_Problem requirements:_
Single out the lines that include the word "主动听课". Copy them.

_Records shown:_
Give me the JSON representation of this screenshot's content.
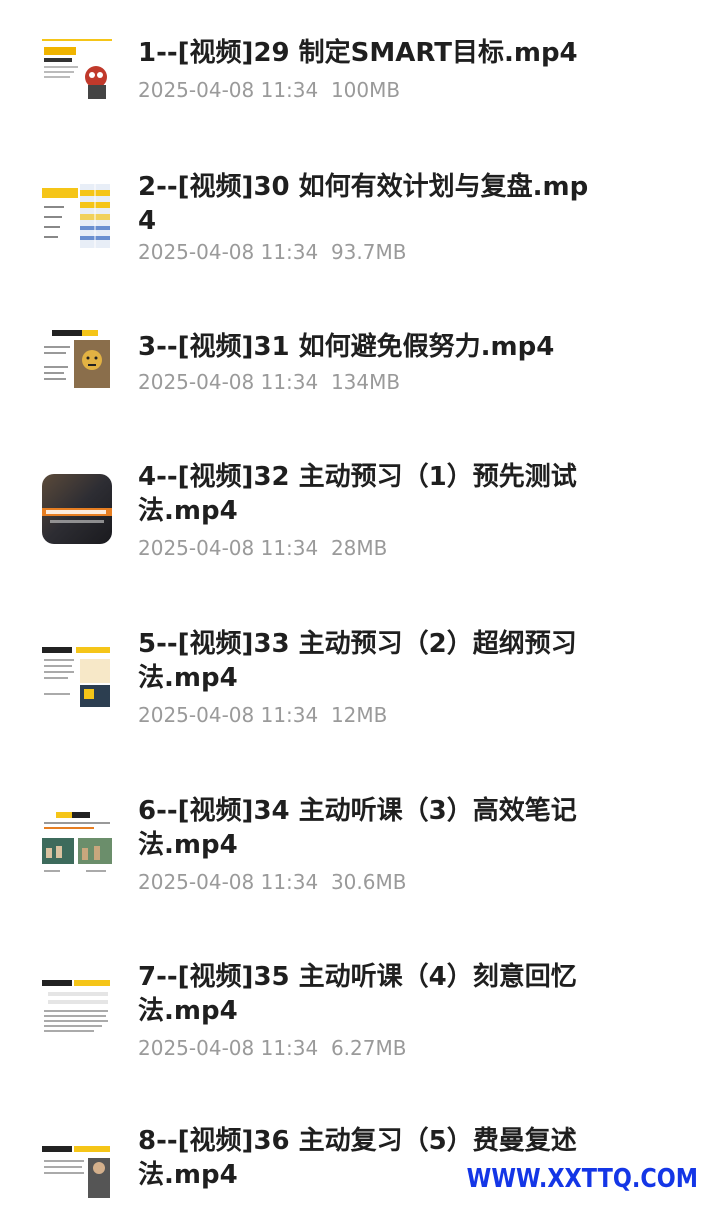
{
  "files": [
    {
      "name": "1--[视频]29 制定SMART目标.mp4",
      "date": "2025-04-08 11:34",
      "size": "100MB",
      "thumb_icon": "slide-thumbnail-yellow-title"
    },
    {
      "name": "2--[视频]30 如何有效计划与复盘.mp\n4",
      "date": "2025-04-08 11:34",
      "size": "93.7MB",
      "thumb_icon": "slide-thumbnail-table"
    },
    {
      "name": "3--[视频]31 如何避免假努力.mp4",
      "date": "2025-04-08 11:34",
      "size": "134MB",
      "thumb_icon": "slide-thumbnail-person"
    },
    {
      "name": "4--[视频]32 主动预习（1）预先测试\n法.mp4",
      "date": "2025-04-08 11:34",
      "size": "28MB",
      "thumb_icon": "video-thumbnail-dark"
    },
    {
      "name": "5--[视频]33 主动预习（2）超纲预习\n法.mp4",
      "date": "2025-04-08 11:34",
      "size": "12MB",
      "thumb_icon": "slide-thumbnail-notes"
    },
    {
      "name": "6--[视频]34 主动听课（3）高效笔记\n法.mp4",
      "date": "2025-04-08 11:34",
      "size": "30.6MB",
      "thumb_icon": "slide-thumbnail-classroom"
    },
    {
      "name": "7--[视频]35 主动听课（4）刻意回忆\n法.mp4",
      "date": "2025-04-08 11:34",
      "size": "6.27MB",
      "thumb_icon": "slide-thumbnail-text"
    },
    {
      "name": "8--[视频]36 主动复习（5）费曼复述\n法.mp4",
      "date": "",
      "size": "",
      "thumb_icon": "slide-thumbnail-portrait"
    }
  ],
  "watermark": "WWW.XXTTQ.COM",
  "colors": {
    "title": "#1f1f1f",
    "meta": "#9a9a9a",
    "watermark": "#1436e6",
    "accent_yellow": "#f5c518"
  }
}
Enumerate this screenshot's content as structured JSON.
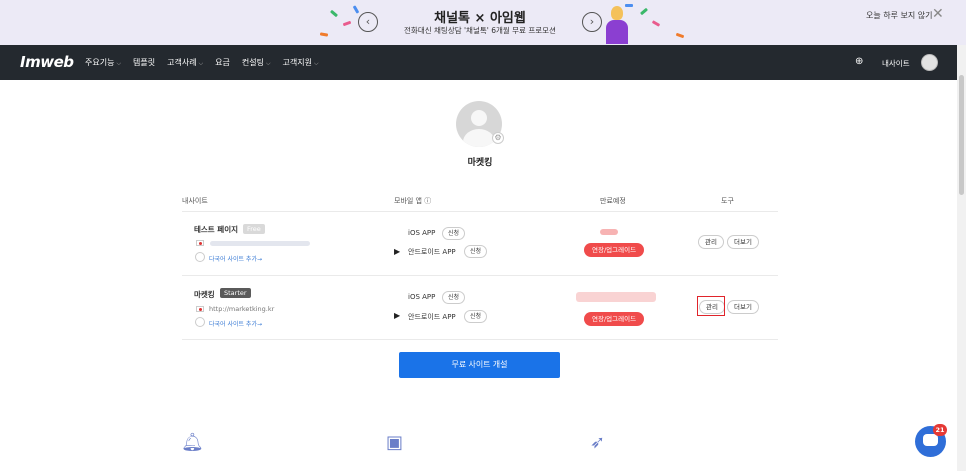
{
  "banner": {
    "title": "채널톡 × 아임웹",
    "subtitle": "전화대신 채팅상담 '채널톡' 6개월 무료 프로모션",
    "hide_today": "오늘 하루 보지 않기",
    "close_glyph": "✕",
    "prev_glyph": "‹",
    "next_glyph": "›"
  },
  "nav": {
    "logo": "Imweb",
    "menu": [
      "주요기능",
      "템플릿",
      "고객사례",
      "요금",
      "컨설팅",
      "고객지원"
    ],
    "caret": "⌵",
    "globe_glyph": "⊕",
    "my_site": "내사이트"
  },
  "profile": {
    "name": "마켓킹",
    "gear_glyph": "⚙"
  },
  "table": {
    "headers": {
      "my_site": "내사이트",
      "mobile_app": "모바일 앱",
      "info_glyph": "ⓘ",
      "expiry": "만료예정",
      "tools": "도구"
    },
    "rows": [
      {
        "name": "테스트 페이지",
        "plan": "Free",
        "plan_color": "#d9d9d9",
        "url": "",
        "multilang": "다국어 사이트 추가→",
        "ios": "iOS APP",
        "android": "안드로이드 APP",
        "apply": "신청",
        "renew": "연장/업그레이드",
        "manage": "관리",
        "more": "더보기"
      },
      {
        "name": "마켓킹",
        "plan": "Starter",
        "plan_color": "#5a5a5a",
        "url": "http://marketking.kr",
        "multilang": "다국어 사이트 추가→",
        "ios": "iOS APP",
        "android": "안드로이드 APP",
        "apply": "신청",
        "renew": "연장/업그레이드",
        "manage": "관리",
        "more": "더보기"
      }
    ]
  },
  "create_button": "무료 사이트 개설",
  "icons": {
    "apple": "",
    "play": "▶",
    "bell": "🔔︎",
    "image": "▣",
    "rocket": "➶"
  },
  "chat": {
    "badge": "21"
  },
  "colors": {
    "banner_bg": "#eceaf6",
    "nav_bg": "#24292f",
    "primary": "#1a73e8",
    "renew": "#f04b4b",
    "highlight": "#e0242b"
  }
}
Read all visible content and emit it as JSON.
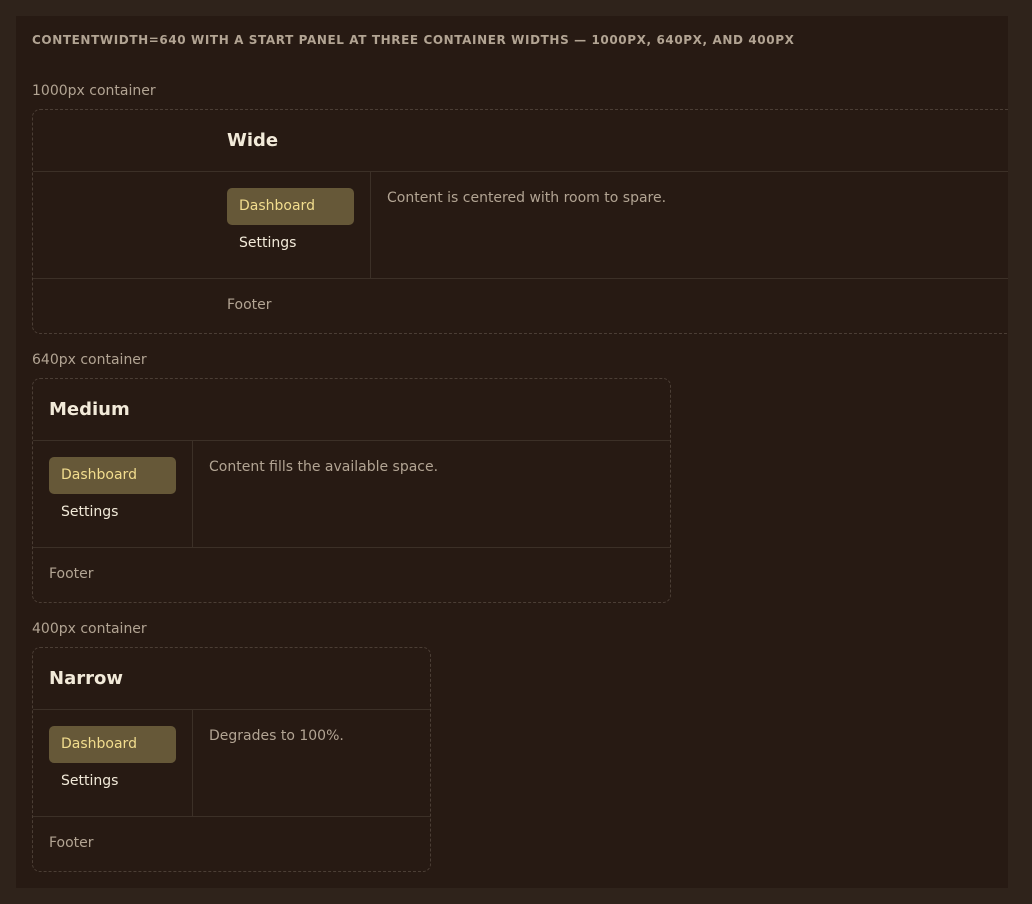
{
  "heading": "contentWidth=640 with a start panel at three container widths — 1000px, 640px, and 400px",
  "demos": [
    {
      "caption": "1000px container",
      "title": "Wide",
      "nav": [
        {
          "label": "Dashboard",
          "active": true
        },
        {
          "label": "Settings",
          "active": false
        }
      ],
      "content": "Content is centered with room to spare.",
      "footer": "Footer"
    },
    {
      "caption": "640px container",
      "title": "Medium",
      "nav": [
        {
          "label": "Dashboard",
          "active": true
        },
        {
          "label": "Settings",
          "active": false
        }
      ],
      "content": "Content fills the available space.",
      "footer": "Footer"
    },
    {
      "caption": "400px container",
      "title": "Narrow",
      "nav": [
        {
          "label": "Dashboard",
          "active": true
        },
        {
          "label": "Settings",
          "active": false
        }
      ],
      "content": "Degrades to 100%.",
      "footer": "Footer"
    }
  ]
}
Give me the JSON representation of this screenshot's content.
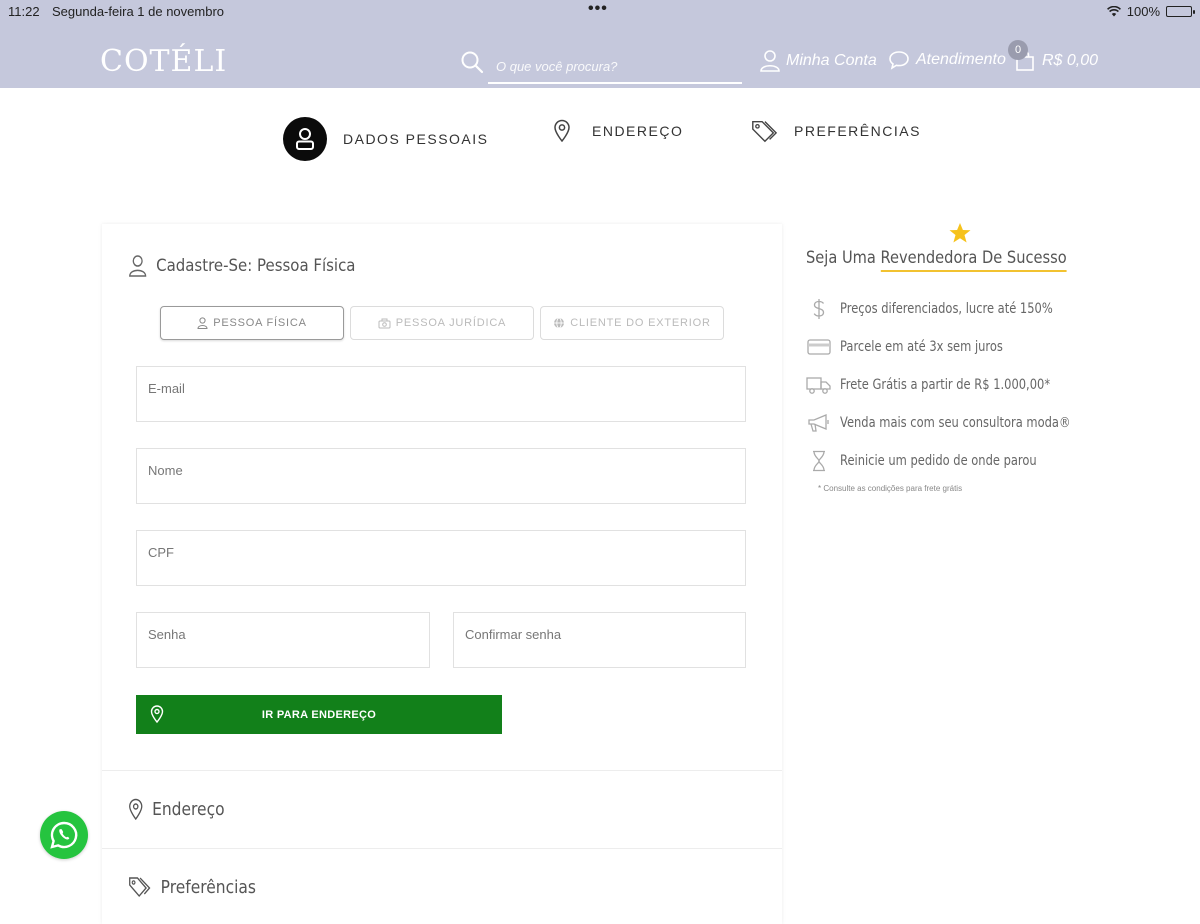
{
  "status_bar": {
    "time": "11:22",
    "date": "Segunda-feira 1 de novembro",
    "dots": "•••",
    "battery": "100%"
  },
  "header": {
    "logo": "COTÉLI",
    "search_placeholder": "O que você procura?",
    "account_label": "Minha Conta",
    "support_label": "Atendimento",
    "cart_count": "0",
    "cart_total": "R$ 0,00",
    "bg_color": "#c5c8dc"
  },
  "steps": [
    {
      "label": "DADOS PESSOAIS",
      "active": true
    },
    {
      "label": "ENDEREÇO",
      "active": false
    },
    {
      "label": "PREFERÊNCIAS",
      "active": false
    }
  ],
  "form": {
    "title": "Cadastre-Se: Pessoa Física",
    "type_tabs": [
      {
        "label": "PESSOA FÍSICA",
        "active": true
      },
      {
        "label": "PESSOA JURÍDICA",
        "active": false
      },
      {
        "label": "CLIENTE DO EXTERIOR",
        "active": false
      }
    ],
    "fields": {
      "email_placeholder": "E-mail",
      "nome_placeholder": "Nome",
      "cpf_placeholder": "CPF",
      "senha_placeholder": "Senha",
      "confirmar_placeholder": "Confirmar senha"
    },
    "submit_label": "IR PARA ENDEREÇO",
    "submit_color": "#12801a",
    "sections": {
      "endereco": "Endereço",
      "preferencias": "Preferências"
    }
  },
  "side": {
    "title_prefix": "Seja Uma ",
    "title_highlight": "Revendedora De Sucesso",
    "accent_color": "#f2c230",
    "benefits": [
      {
        "icon": "dollar-icon",
        "text": "Preços diferenciados, lucre até 150%"
      },
      {
        "icon": "credit-card-icon",
        "text": "Parcele em até 3x sem juros"
      },
      {
        "icon": "truck-icon",
        "text": "Frete Grátis a partir de R$ 1.000,00*"
      },
      {
        "icon": "megaphone-icon",
        "text": "Venda mais com seu consultora moda®"
      },
      {
        "icon": "hourglass-icon",
        "text": "Reinicie um pedido de onde parou"
      }
    ],
    "note": "* Consulte as condições para frete grátis"
  }
}
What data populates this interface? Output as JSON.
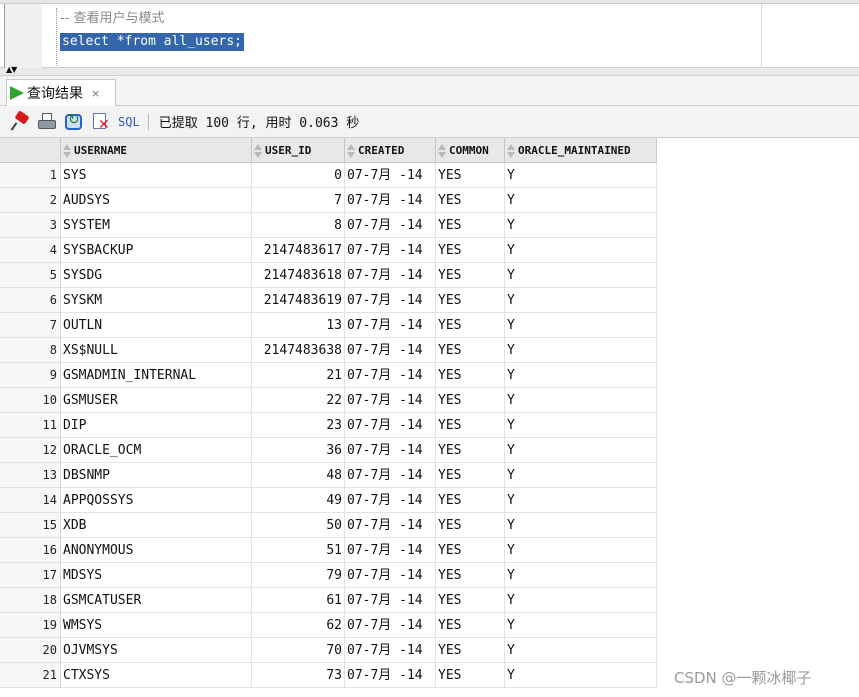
{
  "editor": {
    "comment_line": "-- 查看用户与模式",
    "query_line": "select *from all_users;"
  },
  "results_tab": {
    "label": "查询结果",
    "close": "×"
  },
  "toolbar": {
    "sql_label": "SQL",
    "status": "已提取 100 行, 用时 0.063 秒",
    "icons": [
      "pin-icon",
      "print-icon",
      "refresh-icon",
      "clear-icon"
    ]
  },
  "grid": {
    "columns": [
      "USERNAME",
      "USER_ID",
      "CREATED",
      "COMMON",
      "ORACLE_MAINTAINED"
    ],
    "rows": [
      [
        "1",
        "SYS",
        "0",
        "07-7月 -14",
        "YES",
        "Y"
      ],
      [
        "2",
        "AUDSYS",
        "7",
        "07-7月 -14",
        "YES",
        "Y"
      ],
      [
        "3",
        "SYSTEM",
        "8",
        "07-7月 -14",
        "YES",
        "Y"
      ],
      [
        "4",
        "SYSBACKUP",
        "2147483617",
        "07-7月 -14",
        "YES",
        "Y"
      ],
      [
        "5",
        "SYSDG",
        "2147483618",
        "07-7月 -14",
        "YES",
        "Y"
      ],
      [
        "6",
        "SYSKM",
        "2147483619",
        "07-7月 -14",
        "YES",
        "Y"
      ],
      [
        "7",
        "OUTLN",
        "13",
        "07-7月 -14",
        "YES",
        "Y"
      ],
      [
        "8",
        "XS$NULL",
        "2147483638",
        "07-7月 -14",
        "YES",
        "Y"
      ],
      [
        "9",
        "GSMADMIN_INTERNAL",
        "21",
        "07-7月 -14",
        "YES",
        "Y"
      ],
      [
        "10",
        "GSMUSER",
        "22",
        "07-7月 -14",
        "YES",
        "Y"
      ],
      [
        "11",
        "DIP",
        "23",
        "07-7月 -14",
        "YES",
        "Y"
      ],
      [
        "12",
        "ORACLE_OCM",
        "36",
        "07-7月 -14",
        "YES",
        "Y"
      ],
      [
        "13",
        "DBSNMP",
        "48",
        "07-7月 -14",
        "YES",
        "Y"
      ],
      [
        "14",
        "APPQOSSYS",
        "49",
        "07-7月 -14",
        "YES",
        "Y"
      ],
      [
        "15",
        "XDB",
        "50",
        "07-7月 -14",
        "YES",
        "Y"
      ],
      [
        "16",
        "ANONYMOUS",
        "51",
        "07-7月 -14",
        "YES",
        "Y"
      ],
      [
        "17",
        "MDSYS",
        "79",
        "07-7月 -14",
        "YES",
        "Y"
      ],
      [
        "18",
        "GSMCATUSER",
        "61",
        "07-7月 -14",
        "YES",
        "Y"
      ],
      [
        "19",
        "WMSYS",
        "62",
        "07-7月 -14",
        "YES",
        "Y"
      ],
      [
        "20",
        "OJVMSYS",
        "70",
        "07-7月 -14",
        "YES",
        "Y"
      ],
      [
        "21",
        "CTXSYS",
        "73",
        "07-7月 -14",
        "YES",
        "Y"
      ]
    ]
  },
  "watermark": "CSDN @一颗冰椰子",
  "colors": {
    "selection": "#3366aa",
    "run_arrow": "#2fa52f",
    "sql_blue": "#2e56c8"
  }
}
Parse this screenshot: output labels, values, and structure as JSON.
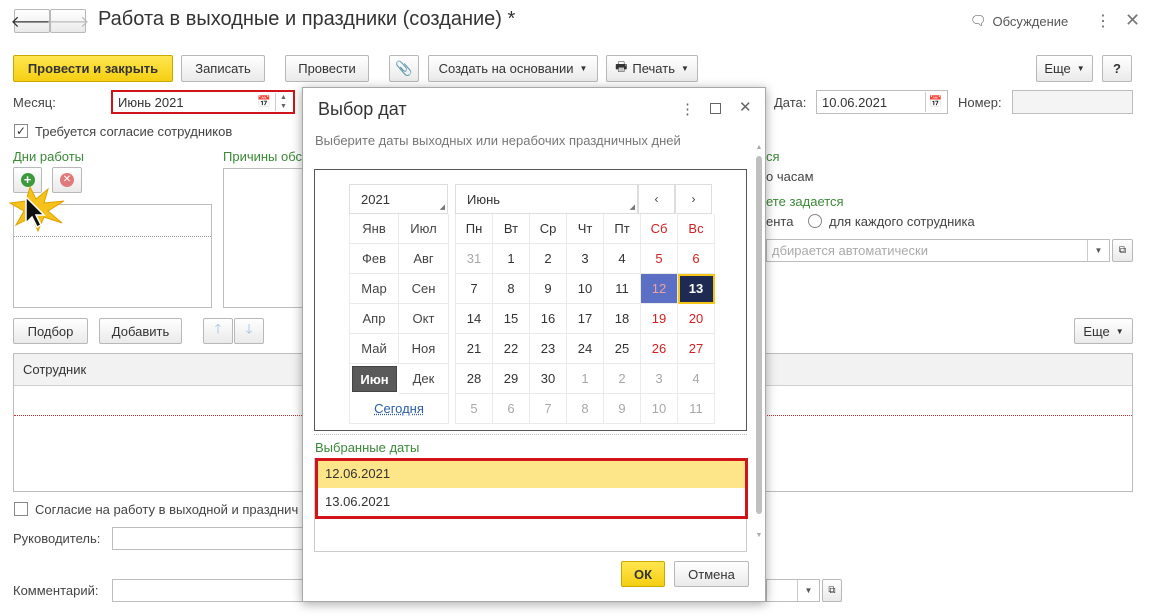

_Answer to this task:_
      "name": "6--[视频]34 主动听课（3）高效笔记\n法.mp4",
      "name": "7--[视频]35 主动听课（4）刻意回忆\n法.mp4",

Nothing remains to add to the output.